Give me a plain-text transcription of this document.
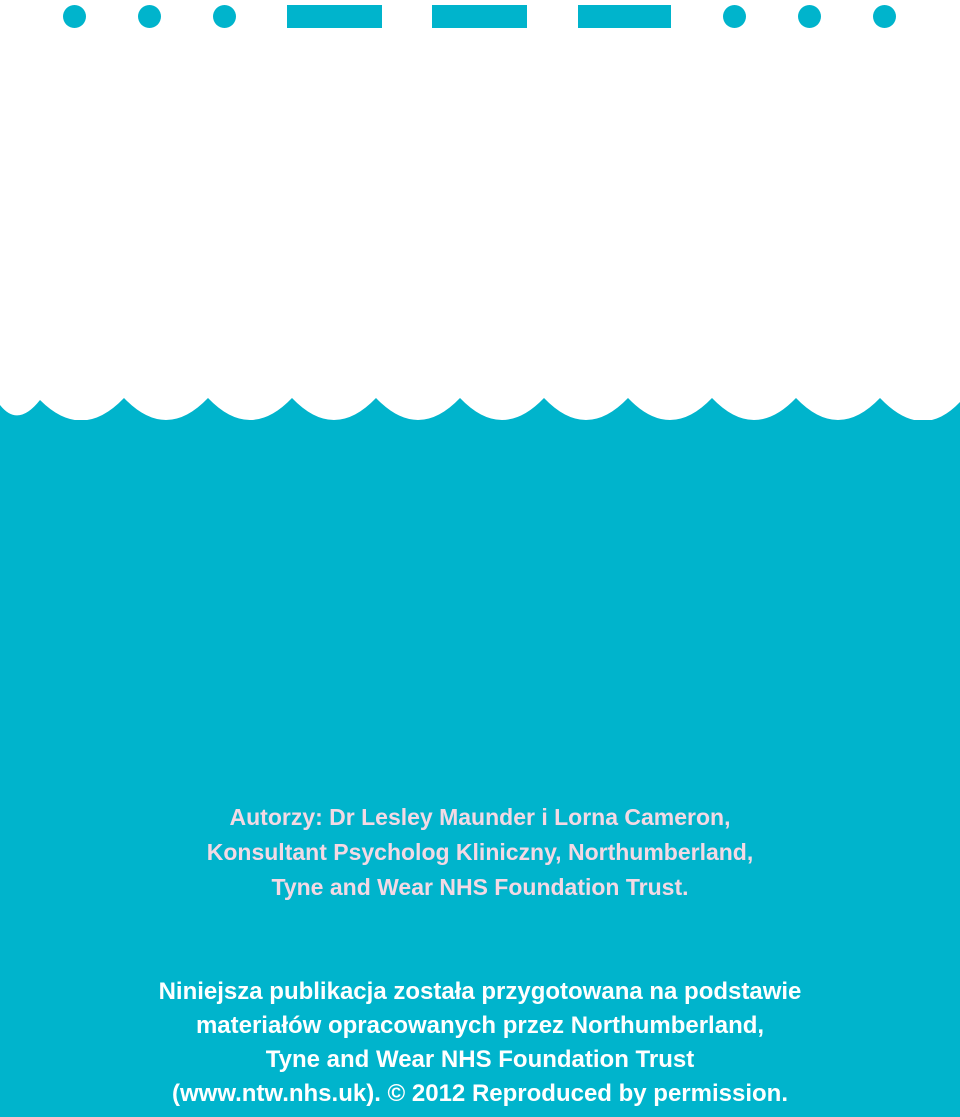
Autorzy: Dr Lesley Maunder i Lorna Cameron,
Konsultant Psycholog Kliniczny, Northumberland,
Tyne and Wear NHS Foundation Trust.
Niniejsza publikacja została przygotowana na podstawie
materiałów opracowanych przez Northumberland,
Tyne and Wear NHS Foundation Trust
(www.ntw.nhs.uk). © 2012 Reproduced by permission.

━━━━━━━━━━━━━━━━━━━━━━━━━━━━━━

Your goal:
Your task is to repeat the data above exactly while excluding the pictures.

Finished task:
Give me a plain-text transcription of this document.
Autorzy: Dr Lesley Maunder i Lorna Cameron,
Konsultant Psycholog Kliniczny, Northumberland,
Tyne and Wear NHS Foundation Trust.
Niniejsza publikacja została przygotowana na podstawie
materiałów opracowanych przez Northumberland,
Tyne and Wear NHS Foundation Trust
(www.ntw.nhs.uk). © 2012 Reproduced by permission.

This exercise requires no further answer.